▶ _Objective_
Only the number is wanted: count the lines that include the word "right".

▶ _Raw data_
============================================================

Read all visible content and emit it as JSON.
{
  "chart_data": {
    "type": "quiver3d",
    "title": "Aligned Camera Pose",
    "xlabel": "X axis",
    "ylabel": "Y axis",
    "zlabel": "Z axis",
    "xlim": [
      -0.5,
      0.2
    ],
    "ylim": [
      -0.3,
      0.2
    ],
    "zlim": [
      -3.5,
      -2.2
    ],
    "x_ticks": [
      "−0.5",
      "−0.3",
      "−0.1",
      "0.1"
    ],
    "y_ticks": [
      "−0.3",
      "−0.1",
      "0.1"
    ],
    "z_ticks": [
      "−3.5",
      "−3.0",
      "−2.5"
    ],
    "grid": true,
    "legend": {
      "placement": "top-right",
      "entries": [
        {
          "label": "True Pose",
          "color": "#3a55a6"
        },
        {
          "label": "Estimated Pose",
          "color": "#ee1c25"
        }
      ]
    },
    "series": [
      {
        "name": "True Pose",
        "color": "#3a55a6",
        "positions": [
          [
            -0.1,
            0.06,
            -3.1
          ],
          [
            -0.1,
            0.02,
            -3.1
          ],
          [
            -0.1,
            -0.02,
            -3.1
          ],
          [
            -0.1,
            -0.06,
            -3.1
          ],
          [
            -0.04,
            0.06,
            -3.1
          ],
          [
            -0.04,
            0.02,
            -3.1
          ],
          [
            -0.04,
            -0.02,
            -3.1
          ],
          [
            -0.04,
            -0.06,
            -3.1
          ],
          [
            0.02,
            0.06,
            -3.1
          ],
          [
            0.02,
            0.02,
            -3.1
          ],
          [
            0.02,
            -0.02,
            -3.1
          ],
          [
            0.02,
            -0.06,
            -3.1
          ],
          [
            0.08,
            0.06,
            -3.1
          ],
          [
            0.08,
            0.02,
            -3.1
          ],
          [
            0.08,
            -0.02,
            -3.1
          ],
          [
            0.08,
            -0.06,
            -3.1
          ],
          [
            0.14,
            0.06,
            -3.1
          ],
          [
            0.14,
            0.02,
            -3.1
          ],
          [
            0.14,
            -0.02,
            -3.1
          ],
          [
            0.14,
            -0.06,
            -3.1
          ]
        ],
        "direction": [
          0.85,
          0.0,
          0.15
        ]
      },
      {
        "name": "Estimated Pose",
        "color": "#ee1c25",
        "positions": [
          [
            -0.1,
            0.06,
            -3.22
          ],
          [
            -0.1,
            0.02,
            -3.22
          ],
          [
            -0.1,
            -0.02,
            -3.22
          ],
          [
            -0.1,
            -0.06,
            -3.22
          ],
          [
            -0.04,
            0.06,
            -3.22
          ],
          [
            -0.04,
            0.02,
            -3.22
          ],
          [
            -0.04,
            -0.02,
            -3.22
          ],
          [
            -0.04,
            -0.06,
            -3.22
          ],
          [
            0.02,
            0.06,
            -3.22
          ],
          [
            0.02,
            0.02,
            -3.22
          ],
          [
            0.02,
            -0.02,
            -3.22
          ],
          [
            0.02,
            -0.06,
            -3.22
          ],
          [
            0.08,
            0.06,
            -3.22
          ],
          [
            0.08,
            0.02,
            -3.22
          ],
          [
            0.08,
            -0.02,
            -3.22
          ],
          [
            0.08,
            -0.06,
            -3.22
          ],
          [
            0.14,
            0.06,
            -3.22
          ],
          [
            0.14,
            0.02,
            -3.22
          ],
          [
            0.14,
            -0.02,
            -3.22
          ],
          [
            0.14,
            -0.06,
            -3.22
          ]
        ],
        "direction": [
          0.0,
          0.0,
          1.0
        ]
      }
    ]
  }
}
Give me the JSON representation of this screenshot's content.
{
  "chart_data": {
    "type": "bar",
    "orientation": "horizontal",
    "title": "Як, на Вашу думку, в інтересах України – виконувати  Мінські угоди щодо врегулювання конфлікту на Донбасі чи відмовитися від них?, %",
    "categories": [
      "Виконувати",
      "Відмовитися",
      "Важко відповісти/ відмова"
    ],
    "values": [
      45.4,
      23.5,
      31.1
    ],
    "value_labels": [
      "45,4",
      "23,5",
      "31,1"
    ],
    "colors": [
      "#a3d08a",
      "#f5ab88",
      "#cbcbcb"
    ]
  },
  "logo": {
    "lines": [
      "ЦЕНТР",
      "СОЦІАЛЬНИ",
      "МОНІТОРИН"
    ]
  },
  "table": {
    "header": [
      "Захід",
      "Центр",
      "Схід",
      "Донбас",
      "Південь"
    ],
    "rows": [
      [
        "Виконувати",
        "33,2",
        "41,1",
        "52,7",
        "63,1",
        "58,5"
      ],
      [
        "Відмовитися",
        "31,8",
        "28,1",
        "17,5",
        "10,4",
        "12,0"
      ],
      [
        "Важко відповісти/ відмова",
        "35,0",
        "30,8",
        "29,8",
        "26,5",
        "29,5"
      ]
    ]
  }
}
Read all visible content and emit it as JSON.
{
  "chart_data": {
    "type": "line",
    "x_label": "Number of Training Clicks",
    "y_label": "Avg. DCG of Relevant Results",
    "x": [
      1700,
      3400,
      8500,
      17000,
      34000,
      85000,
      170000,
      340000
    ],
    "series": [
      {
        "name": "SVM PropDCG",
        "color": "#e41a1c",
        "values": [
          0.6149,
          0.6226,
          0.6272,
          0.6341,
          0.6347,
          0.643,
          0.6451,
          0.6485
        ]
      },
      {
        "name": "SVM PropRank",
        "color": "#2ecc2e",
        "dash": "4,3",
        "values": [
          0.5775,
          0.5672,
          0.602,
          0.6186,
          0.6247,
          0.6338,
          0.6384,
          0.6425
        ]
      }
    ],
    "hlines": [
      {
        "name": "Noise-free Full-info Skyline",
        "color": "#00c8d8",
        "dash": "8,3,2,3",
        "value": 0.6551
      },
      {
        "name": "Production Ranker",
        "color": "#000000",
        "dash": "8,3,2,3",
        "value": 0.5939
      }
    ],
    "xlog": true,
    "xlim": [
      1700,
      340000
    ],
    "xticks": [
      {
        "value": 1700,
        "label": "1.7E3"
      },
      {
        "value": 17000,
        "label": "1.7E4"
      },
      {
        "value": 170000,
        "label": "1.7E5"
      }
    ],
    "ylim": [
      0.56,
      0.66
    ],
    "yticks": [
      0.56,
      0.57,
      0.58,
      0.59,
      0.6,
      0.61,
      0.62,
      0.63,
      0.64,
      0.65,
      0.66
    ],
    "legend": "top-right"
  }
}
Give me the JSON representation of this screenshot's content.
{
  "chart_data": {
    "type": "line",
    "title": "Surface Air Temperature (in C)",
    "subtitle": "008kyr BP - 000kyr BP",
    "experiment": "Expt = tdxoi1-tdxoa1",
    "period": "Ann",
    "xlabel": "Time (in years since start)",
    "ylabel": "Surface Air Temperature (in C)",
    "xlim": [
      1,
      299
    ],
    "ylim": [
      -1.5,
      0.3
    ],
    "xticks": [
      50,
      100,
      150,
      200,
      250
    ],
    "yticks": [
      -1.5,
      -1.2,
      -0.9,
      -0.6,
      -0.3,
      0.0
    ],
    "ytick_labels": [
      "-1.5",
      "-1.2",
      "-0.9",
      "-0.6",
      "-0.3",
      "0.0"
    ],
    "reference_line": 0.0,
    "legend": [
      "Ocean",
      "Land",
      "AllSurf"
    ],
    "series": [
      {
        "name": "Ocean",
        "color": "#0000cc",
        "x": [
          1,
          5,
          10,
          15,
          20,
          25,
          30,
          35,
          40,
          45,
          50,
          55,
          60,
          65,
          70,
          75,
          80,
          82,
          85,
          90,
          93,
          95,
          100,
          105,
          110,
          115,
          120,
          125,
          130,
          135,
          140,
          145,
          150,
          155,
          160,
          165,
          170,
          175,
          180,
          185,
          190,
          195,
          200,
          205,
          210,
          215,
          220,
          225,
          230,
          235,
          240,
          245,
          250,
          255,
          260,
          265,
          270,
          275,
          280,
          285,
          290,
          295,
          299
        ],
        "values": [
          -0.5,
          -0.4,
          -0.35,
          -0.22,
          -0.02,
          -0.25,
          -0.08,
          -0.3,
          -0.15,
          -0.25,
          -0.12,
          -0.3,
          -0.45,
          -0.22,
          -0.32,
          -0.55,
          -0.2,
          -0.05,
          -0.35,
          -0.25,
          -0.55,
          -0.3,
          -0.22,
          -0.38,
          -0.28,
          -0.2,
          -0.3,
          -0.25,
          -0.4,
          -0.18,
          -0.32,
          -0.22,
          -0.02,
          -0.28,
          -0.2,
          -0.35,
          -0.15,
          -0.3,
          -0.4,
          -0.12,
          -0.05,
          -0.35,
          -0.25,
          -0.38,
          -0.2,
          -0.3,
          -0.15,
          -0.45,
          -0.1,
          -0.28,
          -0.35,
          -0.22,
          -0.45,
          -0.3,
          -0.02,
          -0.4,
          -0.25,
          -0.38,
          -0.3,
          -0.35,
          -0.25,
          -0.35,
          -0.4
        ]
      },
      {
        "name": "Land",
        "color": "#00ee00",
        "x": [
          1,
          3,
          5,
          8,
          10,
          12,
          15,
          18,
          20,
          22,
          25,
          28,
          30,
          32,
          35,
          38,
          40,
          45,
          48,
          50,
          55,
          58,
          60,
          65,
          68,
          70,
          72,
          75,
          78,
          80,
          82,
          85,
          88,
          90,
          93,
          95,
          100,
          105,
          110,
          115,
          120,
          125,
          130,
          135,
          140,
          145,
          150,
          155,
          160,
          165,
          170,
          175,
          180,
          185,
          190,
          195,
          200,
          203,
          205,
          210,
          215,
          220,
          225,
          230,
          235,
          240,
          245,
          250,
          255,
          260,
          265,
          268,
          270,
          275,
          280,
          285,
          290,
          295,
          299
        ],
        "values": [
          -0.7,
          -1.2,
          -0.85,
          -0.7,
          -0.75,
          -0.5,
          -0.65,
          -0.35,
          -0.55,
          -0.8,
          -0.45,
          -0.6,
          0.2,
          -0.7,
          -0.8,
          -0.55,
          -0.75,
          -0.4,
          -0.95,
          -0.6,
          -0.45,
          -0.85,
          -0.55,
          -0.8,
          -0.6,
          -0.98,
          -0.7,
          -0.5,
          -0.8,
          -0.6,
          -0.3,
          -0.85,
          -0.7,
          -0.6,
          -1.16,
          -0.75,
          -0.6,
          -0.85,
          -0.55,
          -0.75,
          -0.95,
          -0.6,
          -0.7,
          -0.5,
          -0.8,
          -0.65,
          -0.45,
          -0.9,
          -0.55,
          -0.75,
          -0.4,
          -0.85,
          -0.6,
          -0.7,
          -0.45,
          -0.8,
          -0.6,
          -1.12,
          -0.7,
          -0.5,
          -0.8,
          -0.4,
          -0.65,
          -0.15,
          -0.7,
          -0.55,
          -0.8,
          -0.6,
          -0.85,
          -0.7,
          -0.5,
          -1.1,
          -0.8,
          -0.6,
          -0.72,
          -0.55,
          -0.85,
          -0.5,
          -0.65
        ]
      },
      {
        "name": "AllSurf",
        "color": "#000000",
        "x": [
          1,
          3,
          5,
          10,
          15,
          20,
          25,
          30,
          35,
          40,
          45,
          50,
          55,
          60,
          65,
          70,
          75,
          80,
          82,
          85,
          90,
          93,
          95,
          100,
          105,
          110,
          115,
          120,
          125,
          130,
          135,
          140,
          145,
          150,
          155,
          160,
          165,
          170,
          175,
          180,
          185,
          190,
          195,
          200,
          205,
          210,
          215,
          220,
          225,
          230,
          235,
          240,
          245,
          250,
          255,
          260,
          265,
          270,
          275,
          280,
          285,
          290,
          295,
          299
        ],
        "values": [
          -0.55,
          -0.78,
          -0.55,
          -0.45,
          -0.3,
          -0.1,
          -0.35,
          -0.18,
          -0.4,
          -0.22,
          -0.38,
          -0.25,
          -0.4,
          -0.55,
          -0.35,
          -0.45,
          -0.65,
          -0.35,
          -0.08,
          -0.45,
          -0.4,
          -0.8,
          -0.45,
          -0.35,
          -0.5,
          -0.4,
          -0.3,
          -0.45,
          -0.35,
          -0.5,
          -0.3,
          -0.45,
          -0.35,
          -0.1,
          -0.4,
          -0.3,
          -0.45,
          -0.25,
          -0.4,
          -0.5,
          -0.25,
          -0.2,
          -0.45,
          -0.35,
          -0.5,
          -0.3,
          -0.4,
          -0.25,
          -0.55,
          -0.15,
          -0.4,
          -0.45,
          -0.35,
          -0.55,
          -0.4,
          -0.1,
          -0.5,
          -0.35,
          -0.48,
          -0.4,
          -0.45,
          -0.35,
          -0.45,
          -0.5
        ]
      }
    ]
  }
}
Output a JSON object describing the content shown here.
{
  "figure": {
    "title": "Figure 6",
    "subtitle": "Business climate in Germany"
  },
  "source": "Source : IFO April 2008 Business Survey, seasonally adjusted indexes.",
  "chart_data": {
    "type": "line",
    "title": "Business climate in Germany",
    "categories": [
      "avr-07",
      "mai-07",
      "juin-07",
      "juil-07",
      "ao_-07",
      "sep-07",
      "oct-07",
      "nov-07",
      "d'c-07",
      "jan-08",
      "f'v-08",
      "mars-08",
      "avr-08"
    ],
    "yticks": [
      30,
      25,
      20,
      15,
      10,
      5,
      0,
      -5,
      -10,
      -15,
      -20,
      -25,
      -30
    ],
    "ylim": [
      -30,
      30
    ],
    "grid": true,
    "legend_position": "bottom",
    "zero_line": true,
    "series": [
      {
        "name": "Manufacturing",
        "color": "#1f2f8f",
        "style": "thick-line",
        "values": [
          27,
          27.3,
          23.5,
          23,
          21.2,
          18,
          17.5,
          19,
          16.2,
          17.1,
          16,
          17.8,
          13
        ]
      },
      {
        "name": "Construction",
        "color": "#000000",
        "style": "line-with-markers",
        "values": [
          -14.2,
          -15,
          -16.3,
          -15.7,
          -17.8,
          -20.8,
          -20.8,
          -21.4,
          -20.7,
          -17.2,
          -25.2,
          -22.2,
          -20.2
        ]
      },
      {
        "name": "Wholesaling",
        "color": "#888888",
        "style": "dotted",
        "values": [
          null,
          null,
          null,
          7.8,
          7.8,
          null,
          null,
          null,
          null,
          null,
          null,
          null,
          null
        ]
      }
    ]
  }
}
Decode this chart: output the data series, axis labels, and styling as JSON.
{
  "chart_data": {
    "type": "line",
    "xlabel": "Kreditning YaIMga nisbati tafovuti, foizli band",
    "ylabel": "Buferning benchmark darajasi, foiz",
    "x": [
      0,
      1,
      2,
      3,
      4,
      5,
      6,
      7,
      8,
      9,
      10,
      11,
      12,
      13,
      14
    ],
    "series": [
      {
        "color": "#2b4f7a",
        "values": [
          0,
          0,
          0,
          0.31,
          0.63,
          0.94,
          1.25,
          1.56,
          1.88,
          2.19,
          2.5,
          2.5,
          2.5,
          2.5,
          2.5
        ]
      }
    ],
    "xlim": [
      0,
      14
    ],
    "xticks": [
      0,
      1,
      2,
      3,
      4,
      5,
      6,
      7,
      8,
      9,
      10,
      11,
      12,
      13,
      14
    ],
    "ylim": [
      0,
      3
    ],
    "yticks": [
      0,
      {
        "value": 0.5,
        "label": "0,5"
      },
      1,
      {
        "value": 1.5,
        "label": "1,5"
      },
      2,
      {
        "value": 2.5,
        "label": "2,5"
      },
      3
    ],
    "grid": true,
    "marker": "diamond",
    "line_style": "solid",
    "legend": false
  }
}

============================================================

▶ _Result below_
2